In the material below, list every line carrying the string "panel".

---------- RECORD LIST ----------

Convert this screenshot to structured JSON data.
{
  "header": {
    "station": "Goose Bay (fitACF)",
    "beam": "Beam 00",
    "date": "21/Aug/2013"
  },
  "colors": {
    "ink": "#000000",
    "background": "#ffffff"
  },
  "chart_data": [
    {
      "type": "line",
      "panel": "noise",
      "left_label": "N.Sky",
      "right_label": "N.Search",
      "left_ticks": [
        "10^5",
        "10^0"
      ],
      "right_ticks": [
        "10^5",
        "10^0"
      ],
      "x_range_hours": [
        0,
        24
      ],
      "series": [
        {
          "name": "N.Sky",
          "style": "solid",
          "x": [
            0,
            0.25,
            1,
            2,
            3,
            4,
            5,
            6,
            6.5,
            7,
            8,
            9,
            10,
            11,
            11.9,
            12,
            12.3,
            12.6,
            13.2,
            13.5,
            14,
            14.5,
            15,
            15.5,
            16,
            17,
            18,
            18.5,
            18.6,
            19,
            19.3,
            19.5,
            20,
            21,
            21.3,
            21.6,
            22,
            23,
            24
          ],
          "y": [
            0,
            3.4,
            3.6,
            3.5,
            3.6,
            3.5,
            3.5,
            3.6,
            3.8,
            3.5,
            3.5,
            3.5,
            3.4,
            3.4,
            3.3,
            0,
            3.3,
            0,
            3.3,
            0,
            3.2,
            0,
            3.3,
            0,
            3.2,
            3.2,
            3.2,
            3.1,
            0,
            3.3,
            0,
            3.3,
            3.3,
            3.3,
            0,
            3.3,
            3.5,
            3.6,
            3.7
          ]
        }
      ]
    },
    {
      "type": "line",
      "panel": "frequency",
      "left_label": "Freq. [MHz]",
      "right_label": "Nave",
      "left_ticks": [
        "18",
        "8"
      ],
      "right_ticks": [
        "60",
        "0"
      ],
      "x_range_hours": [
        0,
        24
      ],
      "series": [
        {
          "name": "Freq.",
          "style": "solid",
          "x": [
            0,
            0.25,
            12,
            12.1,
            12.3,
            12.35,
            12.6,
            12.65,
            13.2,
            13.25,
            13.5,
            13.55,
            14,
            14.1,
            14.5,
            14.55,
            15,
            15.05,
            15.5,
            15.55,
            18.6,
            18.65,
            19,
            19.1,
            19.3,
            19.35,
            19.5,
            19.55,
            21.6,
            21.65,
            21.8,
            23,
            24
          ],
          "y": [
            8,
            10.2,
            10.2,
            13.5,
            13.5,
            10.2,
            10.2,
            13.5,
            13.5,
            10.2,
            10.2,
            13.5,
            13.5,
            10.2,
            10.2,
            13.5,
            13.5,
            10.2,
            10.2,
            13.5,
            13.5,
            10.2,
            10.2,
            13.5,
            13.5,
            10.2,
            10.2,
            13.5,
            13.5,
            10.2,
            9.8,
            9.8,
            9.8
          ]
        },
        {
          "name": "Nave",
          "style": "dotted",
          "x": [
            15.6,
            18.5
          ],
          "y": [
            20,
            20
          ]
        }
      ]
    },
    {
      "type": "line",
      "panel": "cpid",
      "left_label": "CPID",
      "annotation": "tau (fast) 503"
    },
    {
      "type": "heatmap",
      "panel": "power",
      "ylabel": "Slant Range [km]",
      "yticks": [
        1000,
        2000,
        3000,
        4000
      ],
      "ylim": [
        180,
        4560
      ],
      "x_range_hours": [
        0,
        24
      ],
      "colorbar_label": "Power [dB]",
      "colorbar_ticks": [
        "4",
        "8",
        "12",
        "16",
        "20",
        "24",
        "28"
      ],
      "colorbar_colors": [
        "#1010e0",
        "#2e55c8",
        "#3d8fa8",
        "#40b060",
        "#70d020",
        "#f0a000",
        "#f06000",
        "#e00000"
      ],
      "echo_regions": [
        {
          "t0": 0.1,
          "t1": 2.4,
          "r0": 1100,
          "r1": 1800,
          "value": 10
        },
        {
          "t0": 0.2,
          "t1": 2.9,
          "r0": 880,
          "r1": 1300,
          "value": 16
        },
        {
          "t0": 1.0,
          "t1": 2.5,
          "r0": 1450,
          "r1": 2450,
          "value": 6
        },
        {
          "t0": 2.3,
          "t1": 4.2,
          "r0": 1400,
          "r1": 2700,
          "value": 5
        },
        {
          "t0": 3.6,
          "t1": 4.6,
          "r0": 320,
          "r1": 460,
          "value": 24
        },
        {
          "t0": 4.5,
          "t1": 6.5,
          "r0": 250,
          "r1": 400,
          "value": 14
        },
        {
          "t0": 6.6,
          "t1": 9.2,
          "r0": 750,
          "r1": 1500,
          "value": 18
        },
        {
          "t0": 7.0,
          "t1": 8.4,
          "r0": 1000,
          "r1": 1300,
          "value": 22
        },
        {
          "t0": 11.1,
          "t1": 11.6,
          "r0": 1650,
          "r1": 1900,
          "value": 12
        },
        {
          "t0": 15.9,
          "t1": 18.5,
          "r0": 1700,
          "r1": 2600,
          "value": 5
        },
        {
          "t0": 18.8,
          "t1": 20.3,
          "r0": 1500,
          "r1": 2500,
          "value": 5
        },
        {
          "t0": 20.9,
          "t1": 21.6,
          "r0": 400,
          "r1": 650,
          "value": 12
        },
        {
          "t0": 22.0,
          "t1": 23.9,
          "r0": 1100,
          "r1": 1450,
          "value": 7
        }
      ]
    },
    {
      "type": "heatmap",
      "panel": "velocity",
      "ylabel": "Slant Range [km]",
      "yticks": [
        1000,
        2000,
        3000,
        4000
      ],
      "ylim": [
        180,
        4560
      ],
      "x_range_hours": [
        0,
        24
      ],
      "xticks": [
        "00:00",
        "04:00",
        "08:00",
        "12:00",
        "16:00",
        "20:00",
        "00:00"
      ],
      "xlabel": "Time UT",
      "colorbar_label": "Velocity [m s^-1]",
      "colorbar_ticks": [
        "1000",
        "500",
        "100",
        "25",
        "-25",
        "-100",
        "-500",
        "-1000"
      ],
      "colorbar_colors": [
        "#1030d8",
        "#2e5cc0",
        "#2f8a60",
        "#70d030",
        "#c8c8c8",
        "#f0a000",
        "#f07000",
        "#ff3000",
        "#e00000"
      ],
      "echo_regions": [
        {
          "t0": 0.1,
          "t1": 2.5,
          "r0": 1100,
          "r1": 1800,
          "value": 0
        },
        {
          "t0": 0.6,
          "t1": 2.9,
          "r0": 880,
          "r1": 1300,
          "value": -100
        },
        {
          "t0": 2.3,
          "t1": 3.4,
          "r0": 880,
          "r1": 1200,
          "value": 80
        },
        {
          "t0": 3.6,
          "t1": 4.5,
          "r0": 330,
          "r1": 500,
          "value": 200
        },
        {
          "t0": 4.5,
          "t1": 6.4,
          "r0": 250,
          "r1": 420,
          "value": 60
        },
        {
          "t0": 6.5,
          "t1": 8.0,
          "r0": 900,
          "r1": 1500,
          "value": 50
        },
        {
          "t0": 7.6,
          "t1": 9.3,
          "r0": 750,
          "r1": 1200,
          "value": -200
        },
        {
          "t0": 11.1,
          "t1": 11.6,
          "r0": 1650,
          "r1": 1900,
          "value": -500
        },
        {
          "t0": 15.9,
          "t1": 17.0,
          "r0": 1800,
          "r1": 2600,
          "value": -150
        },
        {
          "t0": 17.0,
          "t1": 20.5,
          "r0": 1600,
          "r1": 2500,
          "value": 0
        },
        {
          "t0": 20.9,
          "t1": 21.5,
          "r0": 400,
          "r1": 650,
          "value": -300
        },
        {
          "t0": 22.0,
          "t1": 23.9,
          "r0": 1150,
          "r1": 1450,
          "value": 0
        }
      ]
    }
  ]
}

----------

▶ [TASK OUTPUT]
      "panel": "noise",
      "panel": "frequency",
      "panel": "cpid",
      "panel": "power",
      "panel": "velocity",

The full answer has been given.